Show every line of the material below that contains the string "surgery", treating uppercase and lowercase letters as different.

── RECORDS PROVIDED ──

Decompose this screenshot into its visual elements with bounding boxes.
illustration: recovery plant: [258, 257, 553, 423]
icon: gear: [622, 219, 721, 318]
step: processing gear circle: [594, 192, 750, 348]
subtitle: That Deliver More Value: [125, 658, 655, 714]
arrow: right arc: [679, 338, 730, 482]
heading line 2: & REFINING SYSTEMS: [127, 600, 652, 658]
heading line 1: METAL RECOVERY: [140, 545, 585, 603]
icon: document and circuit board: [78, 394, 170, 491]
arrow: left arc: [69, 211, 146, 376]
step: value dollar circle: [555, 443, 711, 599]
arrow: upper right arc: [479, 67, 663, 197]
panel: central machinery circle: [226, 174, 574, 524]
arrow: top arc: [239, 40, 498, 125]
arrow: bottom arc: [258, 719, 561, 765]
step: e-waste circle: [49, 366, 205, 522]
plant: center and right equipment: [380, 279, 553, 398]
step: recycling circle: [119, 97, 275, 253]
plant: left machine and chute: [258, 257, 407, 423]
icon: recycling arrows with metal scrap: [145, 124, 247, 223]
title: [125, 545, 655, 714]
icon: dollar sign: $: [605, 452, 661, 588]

───
── RECORDS PROVIDED ──

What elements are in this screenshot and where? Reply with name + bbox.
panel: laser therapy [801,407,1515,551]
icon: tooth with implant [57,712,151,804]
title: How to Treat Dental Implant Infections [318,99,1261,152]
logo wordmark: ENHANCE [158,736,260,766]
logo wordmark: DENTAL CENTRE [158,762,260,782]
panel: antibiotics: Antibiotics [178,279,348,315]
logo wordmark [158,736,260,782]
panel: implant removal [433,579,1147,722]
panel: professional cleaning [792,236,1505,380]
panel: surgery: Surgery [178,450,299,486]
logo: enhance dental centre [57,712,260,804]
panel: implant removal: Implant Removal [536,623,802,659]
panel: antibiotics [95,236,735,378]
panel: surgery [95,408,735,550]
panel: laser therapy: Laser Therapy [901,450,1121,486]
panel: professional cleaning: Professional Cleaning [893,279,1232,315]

───
── RECORDS PROVIDED ──

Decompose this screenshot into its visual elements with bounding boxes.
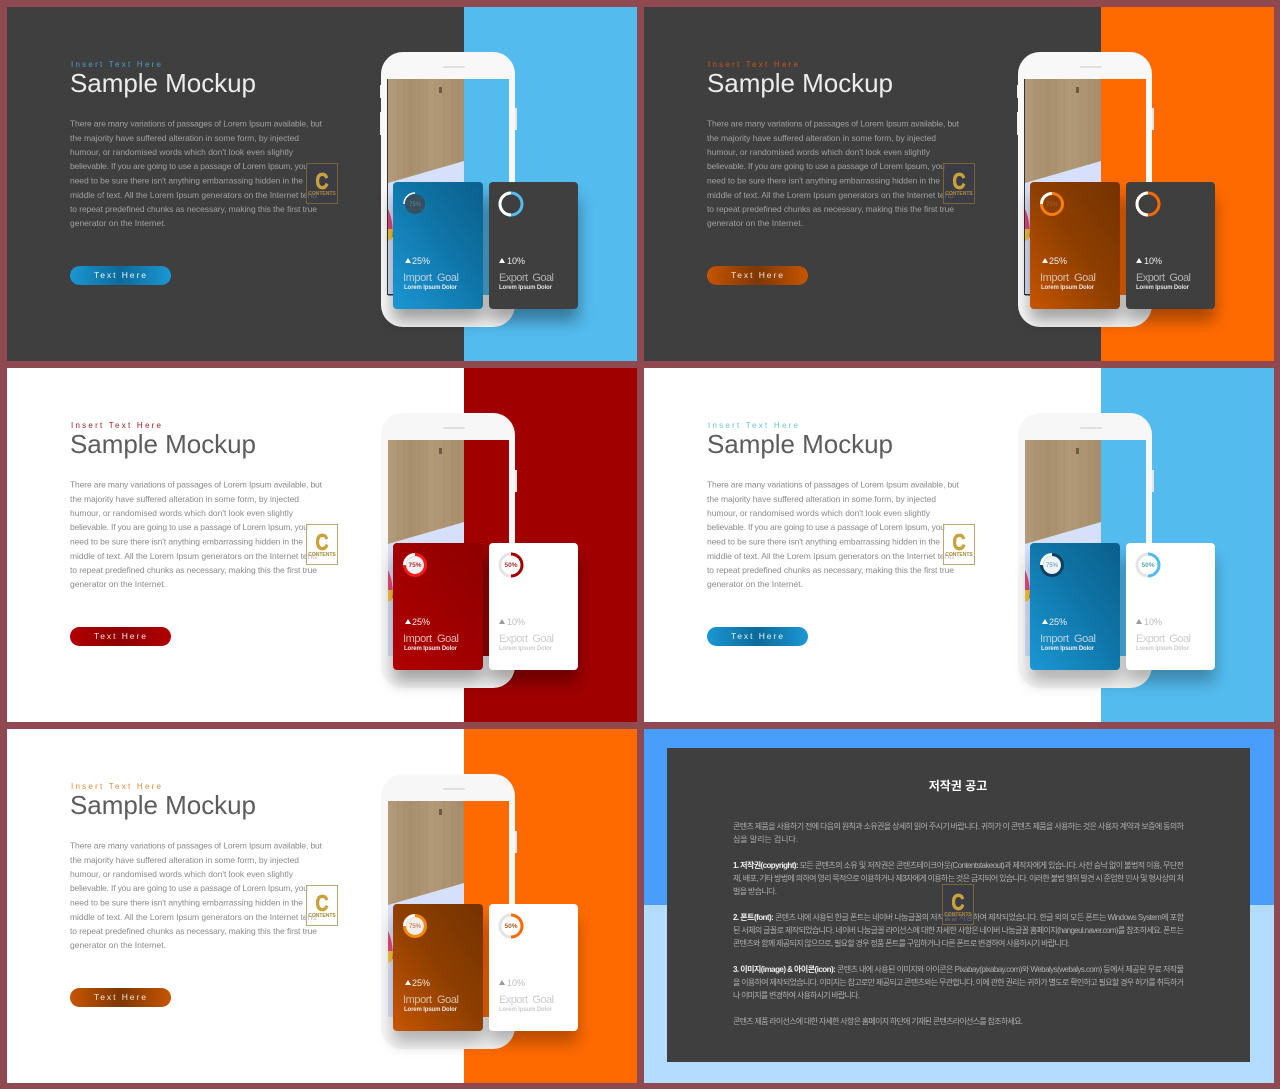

───

:: FINAL RESULT ::
panel: surgery: Surgery [178,450,299,486]
panel: surgery [95,408,735,550]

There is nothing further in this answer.